■ **Saved data entries**:
::::

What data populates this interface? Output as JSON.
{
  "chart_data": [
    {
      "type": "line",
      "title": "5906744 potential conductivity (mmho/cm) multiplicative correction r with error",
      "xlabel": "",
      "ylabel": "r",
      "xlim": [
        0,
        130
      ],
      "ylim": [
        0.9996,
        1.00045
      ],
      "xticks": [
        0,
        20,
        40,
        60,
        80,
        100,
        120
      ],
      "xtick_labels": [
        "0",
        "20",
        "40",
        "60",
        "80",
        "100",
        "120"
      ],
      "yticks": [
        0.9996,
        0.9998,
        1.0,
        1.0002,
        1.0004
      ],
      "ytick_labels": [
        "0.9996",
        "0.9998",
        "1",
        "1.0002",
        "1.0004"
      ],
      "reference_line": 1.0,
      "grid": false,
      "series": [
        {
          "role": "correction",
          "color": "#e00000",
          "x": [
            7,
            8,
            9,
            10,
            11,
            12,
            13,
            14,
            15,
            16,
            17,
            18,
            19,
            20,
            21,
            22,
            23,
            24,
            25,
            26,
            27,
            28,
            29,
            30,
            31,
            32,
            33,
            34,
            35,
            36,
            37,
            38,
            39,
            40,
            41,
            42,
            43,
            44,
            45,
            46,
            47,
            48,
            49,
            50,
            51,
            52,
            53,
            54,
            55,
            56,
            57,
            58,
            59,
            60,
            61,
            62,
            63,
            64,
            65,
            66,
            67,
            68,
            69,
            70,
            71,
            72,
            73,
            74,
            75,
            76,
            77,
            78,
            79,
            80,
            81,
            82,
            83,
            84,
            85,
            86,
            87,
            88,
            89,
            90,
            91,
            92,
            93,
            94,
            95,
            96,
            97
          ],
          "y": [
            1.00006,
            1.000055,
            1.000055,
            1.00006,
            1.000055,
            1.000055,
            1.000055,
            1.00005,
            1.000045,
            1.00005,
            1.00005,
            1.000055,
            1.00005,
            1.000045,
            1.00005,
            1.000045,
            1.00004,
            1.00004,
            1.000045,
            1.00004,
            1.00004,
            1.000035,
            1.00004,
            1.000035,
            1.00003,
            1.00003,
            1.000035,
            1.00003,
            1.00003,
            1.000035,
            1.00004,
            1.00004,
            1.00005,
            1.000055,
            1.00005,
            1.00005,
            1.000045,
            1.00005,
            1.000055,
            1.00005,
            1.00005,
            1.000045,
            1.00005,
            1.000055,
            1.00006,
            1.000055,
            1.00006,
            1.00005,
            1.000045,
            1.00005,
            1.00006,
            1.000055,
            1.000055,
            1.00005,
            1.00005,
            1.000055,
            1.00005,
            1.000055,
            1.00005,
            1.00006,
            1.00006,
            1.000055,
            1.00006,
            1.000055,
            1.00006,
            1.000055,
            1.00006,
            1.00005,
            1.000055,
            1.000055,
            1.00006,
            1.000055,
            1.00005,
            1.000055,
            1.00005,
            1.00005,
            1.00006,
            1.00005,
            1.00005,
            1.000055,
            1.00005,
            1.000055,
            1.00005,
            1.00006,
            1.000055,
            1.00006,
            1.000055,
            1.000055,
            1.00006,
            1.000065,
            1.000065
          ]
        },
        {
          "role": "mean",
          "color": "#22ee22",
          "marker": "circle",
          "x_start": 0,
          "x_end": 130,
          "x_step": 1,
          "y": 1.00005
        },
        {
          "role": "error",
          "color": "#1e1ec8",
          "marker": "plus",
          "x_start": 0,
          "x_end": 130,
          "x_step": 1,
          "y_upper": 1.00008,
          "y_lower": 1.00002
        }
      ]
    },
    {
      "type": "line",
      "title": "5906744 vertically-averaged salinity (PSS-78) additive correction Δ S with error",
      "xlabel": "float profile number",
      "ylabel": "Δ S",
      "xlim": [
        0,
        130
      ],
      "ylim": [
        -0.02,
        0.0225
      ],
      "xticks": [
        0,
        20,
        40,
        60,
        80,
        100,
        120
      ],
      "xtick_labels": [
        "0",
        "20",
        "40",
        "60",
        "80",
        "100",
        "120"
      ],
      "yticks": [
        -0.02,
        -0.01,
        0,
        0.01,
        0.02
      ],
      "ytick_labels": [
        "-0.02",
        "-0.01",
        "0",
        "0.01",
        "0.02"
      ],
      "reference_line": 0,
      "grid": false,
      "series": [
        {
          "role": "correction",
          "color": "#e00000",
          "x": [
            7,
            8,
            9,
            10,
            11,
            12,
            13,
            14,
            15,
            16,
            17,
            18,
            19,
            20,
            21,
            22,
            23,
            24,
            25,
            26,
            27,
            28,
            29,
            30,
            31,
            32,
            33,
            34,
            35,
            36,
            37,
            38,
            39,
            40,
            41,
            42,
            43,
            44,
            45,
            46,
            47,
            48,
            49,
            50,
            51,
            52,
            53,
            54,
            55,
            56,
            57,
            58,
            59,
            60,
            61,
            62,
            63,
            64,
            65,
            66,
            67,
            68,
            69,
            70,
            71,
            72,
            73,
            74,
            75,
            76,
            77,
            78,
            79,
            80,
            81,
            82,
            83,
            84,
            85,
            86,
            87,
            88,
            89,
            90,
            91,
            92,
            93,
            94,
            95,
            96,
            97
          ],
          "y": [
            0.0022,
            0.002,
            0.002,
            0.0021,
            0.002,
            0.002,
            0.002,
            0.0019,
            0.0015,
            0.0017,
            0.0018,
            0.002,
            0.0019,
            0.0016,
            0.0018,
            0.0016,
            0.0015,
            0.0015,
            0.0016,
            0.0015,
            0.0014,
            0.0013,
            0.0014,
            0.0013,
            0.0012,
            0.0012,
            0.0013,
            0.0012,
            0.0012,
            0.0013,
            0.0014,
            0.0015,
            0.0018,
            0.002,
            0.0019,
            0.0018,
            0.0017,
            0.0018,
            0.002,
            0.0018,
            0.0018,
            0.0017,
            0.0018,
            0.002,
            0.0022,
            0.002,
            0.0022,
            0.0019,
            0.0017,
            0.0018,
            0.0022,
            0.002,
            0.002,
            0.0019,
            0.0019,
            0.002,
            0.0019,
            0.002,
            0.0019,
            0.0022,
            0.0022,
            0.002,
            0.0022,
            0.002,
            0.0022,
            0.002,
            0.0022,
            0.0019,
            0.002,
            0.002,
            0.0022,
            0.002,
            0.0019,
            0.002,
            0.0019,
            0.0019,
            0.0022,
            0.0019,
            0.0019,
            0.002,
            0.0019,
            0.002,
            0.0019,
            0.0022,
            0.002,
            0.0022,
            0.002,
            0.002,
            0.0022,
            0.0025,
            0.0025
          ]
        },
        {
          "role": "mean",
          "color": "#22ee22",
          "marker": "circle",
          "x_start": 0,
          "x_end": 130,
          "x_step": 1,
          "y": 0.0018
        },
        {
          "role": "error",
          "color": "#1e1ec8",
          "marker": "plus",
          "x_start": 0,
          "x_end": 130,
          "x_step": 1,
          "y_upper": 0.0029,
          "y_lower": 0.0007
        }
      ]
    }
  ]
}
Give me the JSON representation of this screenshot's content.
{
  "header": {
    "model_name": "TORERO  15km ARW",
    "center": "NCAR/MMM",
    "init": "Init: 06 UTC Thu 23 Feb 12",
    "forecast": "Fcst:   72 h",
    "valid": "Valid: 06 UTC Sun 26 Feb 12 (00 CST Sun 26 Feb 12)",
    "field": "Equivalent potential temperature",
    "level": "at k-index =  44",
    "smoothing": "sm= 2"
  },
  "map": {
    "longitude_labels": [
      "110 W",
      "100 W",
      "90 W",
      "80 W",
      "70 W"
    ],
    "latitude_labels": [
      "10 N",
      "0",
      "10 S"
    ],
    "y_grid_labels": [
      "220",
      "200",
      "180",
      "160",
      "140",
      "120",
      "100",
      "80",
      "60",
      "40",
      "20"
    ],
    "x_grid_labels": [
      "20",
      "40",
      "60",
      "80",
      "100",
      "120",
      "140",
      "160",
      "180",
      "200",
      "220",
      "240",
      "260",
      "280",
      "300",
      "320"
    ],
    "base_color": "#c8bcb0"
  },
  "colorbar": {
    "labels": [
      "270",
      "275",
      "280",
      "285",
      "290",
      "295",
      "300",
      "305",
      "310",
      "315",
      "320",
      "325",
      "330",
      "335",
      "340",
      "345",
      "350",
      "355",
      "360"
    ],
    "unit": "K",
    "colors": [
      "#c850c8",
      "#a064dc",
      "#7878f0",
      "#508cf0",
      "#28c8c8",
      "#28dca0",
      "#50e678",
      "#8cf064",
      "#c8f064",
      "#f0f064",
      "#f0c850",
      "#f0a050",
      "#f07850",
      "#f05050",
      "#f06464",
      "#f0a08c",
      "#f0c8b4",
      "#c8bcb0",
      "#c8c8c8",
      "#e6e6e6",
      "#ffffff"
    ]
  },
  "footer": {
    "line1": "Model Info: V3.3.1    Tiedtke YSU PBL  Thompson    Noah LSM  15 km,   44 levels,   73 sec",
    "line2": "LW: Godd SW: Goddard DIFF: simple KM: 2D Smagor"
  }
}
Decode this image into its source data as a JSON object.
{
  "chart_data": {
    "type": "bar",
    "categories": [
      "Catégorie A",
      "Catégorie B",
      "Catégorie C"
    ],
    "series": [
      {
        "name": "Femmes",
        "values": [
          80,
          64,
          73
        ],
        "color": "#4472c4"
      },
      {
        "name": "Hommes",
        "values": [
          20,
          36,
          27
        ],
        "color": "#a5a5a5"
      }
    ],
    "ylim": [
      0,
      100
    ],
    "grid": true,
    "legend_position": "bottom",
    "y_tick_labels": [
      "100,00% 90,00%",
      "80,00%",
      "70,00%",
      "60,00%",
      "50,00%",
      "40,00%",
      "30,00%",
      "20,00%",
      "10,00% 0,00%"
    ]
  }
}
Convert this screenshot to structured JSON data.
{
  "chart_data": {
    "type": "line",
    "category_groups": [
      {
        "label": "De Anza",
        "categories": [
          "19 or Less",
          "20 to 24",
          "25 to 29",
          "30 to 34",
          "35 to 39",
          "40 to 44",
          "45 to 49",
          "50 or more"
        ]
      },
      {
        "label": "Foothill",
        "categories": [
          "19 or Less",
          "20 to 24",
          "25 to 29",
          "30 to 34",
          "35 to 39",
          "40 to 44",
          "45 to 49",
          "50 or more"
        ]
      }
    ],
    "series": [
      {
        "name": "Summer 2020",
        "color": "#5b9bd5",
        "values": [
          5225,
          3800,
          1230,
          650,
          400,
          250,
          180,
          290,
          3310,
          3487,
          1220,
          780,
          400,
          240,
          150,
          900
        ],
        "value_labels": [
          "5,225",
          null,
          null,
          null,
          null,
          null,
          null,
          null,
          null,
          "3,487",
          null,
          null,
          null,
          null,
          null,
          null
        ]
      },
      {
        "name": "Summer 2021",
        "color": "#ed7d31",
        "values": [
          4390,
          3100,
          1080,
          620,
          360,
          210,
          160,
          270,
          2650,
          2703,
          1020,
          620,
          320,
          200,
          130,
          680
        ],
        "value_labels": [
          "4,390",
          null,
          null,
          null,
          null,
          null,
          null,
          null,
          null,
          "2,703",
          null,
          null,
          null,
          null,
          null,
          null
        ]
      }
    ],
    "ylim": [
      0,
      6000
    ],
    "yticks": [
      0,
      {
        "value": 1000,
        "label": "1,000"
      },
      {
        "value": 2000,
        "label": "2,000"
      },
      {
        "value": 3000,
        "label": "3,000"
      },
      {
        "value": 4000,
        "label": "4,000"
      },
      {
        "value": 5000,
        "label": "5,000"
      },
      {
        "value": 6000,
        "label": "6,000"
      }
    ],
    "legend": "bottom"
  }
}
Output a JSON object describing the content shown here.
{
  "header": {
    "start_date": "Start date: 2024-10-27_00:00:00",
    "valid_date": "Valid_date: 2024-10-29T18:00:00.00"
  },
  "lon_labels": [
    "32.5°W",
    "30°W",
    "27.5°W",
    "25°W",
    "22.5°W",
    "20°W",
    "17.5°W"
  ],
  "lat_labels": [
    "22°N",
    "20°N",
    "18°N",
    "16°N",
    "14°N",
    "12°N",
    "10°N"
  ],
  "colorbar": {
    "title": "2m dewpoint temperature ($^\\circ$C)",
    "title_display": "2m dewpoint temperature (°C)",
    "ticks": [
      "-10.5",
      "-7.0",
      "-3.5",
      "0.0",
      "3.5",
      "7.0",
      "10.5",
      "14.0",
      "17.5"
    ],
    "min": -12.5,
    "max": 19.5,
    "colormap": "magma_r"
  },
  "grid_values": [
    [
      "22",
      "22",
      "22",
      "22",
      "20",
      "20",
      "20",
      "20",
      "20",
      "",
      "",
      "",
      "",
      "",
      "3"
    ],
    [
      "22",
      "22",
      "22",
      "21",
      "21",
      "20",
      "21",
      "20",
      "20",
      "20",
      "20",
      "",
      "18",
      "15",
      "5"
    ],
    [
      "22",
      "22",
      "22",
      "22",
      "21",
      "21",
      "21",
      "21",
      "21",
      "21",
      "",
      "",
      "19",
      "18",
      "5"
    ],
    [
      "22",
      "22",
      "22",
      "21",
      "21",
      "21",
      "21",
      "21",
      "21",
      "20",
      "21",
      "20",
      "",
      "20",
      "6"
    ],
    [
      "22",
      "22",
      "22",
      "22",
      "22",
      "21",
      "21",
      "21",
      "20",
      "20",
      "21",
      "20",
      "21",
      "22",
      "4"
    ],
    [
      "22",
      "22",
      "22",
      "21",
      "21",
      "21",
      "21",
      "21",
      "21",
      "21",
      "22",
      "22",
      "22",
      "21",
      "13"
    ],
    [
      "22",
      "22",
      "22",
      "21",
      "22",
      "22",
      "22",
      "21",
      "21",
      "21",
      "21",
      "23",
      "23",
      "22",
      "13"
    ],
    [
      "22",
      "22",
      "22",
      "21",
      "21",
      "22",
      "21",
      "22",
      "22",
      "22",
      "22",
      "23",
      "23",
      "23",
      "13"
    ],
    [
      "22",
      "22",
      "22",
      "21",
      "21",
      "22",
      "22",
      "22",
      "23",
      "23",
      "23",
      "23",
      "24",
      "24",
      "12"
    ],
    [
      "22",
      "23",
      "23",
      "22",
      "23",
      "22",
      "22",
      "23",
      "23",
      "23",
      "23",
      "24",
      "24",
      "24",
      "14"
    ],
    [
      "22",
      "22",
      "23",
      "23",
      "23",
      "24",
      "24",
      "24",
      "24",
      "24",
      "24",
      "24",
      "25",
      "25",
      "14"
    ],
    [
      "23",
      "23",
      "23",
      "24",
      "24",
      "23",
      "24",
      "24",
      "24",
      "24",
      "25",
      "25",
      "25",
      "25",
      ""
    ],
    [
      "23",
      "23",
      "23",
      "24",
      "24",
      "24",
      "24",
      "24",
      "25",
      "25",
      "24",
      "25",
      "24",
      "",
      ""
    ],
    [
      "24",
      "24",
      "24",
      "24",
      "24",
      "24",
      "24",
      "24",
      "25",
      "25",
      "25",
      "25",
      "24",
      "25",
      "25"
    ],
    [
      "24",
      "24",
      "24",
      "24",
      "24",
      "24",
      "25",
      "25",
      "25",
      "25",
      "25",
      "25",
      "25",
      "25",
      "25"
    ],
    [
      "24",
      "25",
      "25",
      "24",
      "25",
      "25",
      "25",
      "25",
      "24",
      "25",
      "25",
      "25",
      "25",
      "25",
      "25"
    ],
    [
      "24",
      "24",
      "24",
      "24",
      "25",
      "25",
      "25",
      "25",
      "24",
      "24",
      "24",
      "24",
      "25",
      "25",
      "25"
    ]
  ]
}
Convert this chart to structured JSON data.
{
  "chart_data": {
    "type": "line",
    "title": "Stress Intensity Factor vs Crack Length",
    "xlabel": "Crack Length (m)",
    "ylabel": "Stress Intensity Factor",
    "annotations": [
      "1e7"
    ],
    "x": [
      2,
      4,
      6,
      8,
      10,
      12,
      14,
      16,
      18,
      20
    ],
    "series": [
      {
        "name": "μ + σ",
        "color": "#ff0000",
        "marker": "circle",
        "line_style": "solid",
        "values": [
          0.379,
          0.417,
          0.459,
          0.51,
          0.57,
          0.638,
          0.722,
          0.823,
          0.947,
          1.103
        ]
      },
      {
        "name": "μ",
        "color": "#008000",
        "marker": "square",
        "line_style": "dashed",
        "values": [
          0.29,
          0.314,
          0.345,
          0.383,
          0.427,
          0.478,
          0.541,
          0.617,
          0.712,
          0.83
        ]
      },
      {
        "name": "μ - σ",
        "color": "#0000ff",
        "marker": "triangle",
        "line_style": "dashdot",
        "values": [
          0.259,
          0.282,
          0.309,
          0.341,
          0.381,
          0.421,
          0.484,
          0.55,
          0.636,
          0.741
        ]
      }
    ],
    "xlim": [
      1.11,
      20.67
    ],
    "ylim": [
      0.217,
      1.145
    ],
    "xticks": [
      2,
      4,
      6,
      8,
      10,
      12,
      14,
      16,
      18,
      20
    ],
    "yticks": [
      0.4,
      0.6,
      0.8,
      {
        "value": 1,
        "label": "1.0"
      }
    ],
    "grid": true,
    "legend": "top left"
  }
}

::::

■ **Requirement**:
Which lines in the records above contain the string "correction"? Copy each one.

■ **Task solution**:
      "title": "5906744 potential conductivity (mmho/cm) multiplicative correction r with error",
          "role": "correction",
      "title": "5906744 vertically-averaged salinity (PSS-78) additive correction Δ S with error",
          "role": "correction",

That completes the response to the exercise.